──────── RECORD EXTRACTS ────────

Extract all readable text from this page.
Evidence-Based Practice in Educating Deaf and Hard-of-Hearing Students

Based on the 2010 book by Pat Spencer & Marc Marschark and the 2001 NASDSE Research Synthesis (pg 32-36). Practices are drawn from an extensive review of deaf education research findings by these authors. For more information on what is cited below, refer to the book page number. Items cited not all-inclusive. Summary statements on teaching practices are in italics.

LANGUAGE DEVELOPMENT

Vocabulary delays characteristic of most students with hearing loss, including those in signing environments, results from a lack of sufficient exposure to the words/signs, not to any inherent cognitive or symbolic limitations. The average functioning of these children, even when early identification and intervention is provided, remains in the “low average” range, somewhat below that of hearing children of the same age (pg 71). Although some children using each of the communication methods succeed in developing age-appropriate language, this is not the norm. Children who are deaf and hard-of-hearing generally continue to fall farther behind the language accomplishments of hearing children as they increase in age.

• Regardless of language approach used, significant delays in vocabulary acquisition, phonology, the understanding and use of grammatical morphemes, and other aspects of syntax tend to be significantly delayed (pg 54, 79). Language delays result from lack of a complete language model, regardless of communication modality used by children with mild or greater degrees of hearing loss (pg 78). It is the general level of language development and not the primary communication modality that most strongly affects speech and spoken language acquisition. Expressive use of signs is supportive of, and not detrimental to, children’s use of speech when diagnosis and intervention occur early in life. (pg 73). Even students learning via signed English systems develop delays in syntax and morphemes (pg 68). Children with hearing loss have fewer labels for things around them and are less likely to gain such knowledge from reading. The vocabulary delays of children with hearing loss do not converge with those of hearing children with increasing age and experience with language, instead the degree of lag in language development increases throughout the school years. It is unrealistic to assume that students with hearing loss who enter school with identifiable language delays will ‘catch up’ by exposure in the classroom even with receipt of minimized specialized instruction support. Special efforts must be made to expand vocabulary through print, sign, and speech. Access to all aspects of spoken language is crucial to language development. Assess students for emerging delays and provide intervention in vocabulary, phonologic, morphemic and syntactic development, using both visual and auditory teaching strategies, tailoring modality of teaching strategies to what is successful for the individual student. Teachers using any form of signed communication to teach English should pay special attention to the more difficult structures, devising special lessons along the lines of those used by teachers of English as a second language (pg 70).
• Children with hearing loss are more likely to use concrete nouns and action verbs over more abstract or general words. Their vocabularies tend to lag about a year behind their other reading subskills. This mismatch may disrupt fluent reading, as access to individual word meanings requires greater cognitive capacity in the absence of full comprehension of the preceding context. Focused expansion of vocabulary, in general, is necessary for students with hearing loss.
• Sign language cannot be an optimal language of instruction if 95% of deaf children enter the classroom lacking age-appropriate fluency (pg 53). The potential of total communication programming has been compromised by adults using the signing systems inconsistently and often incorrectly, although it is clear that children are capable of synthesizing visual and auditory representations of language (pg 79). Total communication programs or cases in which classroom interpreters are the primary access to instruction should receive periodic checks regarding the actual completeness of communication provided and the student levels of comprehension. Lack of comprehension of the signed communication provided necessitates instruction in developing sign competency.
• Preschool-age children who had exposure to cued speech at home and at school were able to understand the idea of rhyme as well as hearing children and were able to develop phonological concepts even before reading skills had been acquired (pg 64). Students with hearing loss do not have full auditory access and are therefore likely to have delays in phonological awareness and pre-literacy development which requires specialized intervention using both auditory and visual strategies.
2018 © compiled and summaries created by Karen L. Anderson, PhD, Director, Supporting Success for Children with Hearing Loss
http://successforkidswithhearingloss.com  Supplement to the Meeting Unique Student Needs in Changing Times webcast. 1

────────

• [WORK REQUIRED]: Output every entry shown above, exactly.

• [RESPONSE TO THE EXERCISE]:
Extract all readable text from this page.
Evidence-Based Practice in Educating Deaf and Hard-of-Hearing Students

Based on the 2010 book by Pat Spencer & Marc Marschark and the 2001 NASDSE Research Synthesis (pg 32-36). Practices are drawn from an extensive review of deaf education research findings by these authors. For more information on what is cited below, refer to the book page number. Items cited not all-inclusive. Summary statements on teaching practices are in italics.

LANGUAGE DEVELOPMENT

Vocabulary delays characteristic of most students with hearing loss, including those in signing environments, results from a lack of sufficient exposure to the words/signs, not to any inherent cognitive or symbolic limitations. The average functioning of these children, even when early identification and intervention is provided, remains in the “low average” range, somewhat below that of hearing children of the same age (pg 71). Although some children using each of the communication methods succeed in developing age-appropriate language, this is not the norm. Children who are deaf and hard-of-hearing generally continue to fall farther behind the language accomplishments of hearing children as they increase in age.

• Regardless of language approach used, significant delays in vocabulary acquisition, phonology, the understanding and use of grammatical morphemes, and other aspects of syntax tend to be significantly delayed (pg 54, 79). Language delays result from lack of a complete language model, regardless of communication modality used by children with mild or greater degrees of hearing loss (pg 78). It is the general level of language development and not the primary communication modality that most strongly affects speech and spoken language acquisition. Expressive use of signs is supportive of, and not detrimental to, children’s use of speech when diagnosis and intervention occur early in life. (pg 73). Even students learning via signed English systems develop delays in syntax and morphemes (pg 68). Children with hearing loss have fewer labels for things around them and are less likely to gain such knowledge from reading. The vocabulary delays of children with hearing loss do not converge with those of hearing children with increasing age and experience with language, instead the degree of lag in language development increases throughout the school years. It is unrealistic to assume that students with hearing loss who enter school with identifiable language delays will ‘catch up’ by exposure in the classroom even with receipt of minimized specialized instruction support. Special efforts must be made to expand vocabulary through print, sign, and speech. Access to all aspects of spoken language is crucial to language development. Assess students for emerging delays and provide intervention in vocabulary, phonologic, morphemic and syntactic development, using both visual and auditory teaching strategies, tailoring modality of teaching strategies to what is successful for the individual student. Teachers using any form of signed communication to teach English should pay special attention to the more difficult structures, devising special lessons along the lines of those used by teachers of English as a second language (pg 70).
• Children with hearing loss are more likely to use concrete nouns and action verbs over more abstract or general words. Their vocabularies tend to lag about a year behind their other reading subskills. This mismatch may disrupt fluent reading, as access to individual word meanings requires greater cognitive capacity in the absence of full comprehension of the preceding context. Focused expansion of vocabulary, in general, is necessary for students with hearing loss.
• Sign language cannot be an optimal language of instruction if 95% of deaf children enter the classroom lacking age-appropriate fluency (pg 53). The potential of total communication programming has been compromised by adults using the signing systems inconsistently and often incorrectly, although it is clear that children are capable of synthesizing visual and auditory representations of language (pg 79). Total communication programs or cases in which classroom interpreters are the primary access to instruction should receive periodic checks regarding the actual completeness of communication provided and the student levels of comprehension. Lack of comprehension of the signed communication provided necessitates instruction in developing sign competency.
• Preschool-age children who had exposure to cued speech at home and at school were able to understand the idea of rhyme as well as hearing children and were able to develop phonological concepts even before reading skills had been acquired (pg 64). Students with hearing loss do not have full auditory access and are therefore likely to have delays in phonological awareness and pre-literacy development which requires specialized intervention using both auditory and visual strategies.
2018 © compiled and summaries created by Karen L. Anderson, PhD, Director, Supporting Success for Children with Hearing Loss
http://successforkidswithhearingloss.com  Supplement to the Meeting Unique Student Needs in Changing Times webcast. 1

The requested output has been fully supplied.